What the task requires
Search the entries for the word "отношения" and pull out each line that has it.

Data in this exercise
** START **
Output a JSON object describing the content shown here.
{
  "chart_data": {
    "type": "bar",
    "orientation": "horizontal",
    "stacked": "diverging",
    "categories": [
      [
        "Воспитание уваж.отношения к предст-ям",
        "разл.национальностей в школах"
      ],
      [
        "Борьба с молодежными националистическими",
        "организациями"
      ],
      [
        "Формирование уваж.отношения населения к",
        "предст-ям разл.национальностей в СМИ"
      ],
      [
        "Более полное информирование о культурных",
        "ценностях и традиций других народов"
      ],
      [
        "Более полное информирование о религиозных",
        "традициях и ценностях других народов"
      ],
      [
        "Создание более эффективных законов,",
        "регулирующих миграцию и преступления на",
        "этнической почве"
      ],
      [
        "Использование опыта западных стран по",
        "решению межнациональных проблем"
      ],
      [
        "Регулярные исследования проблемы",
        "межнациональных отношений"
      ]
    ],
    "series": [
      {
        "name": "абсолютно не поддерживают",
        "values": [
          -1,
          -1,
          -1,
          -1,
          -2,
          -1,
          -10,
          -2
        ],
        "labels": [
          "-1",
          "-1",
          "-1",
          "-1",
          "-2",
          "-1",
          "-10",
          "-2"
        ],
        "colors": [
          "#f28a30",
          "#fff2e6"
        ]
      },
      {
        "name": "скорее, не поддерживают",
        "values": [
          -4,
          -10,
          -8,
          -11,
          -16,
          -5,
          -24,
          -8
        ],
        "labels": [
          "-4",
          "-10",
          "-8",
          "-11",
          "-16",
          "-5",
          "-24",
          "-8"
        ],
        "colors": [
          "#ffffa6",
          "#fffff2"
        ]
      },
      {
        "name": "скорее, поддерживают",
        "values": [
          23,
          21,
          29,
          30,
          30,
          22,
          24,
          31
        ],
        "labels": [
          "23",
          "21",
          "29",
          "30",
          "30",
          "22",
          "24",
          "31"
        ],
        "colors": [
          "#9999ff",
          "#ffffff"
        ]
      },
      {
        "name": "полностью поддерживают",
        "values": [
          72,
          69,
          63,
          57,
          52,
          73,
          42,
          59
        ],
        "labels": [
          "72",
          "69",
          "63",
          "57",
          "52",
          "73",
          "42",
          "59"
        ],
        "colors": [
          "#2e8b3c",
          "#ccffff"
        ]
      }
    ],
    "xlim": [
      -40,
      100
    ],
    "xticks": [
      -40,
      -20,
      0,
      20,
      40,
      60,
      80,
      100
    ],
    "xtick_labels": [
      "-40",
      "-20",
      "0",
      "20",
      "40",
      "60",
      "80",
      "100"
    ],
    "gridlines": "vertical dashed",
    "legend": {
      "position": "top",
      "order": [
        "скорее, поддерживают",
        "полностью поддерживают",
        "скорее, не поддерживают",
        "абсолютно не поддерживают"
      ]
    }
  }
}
** END **
Response
        "Воспитание уваж.отношения к предст-ям",
        "Формирование уваж.отношения населения к",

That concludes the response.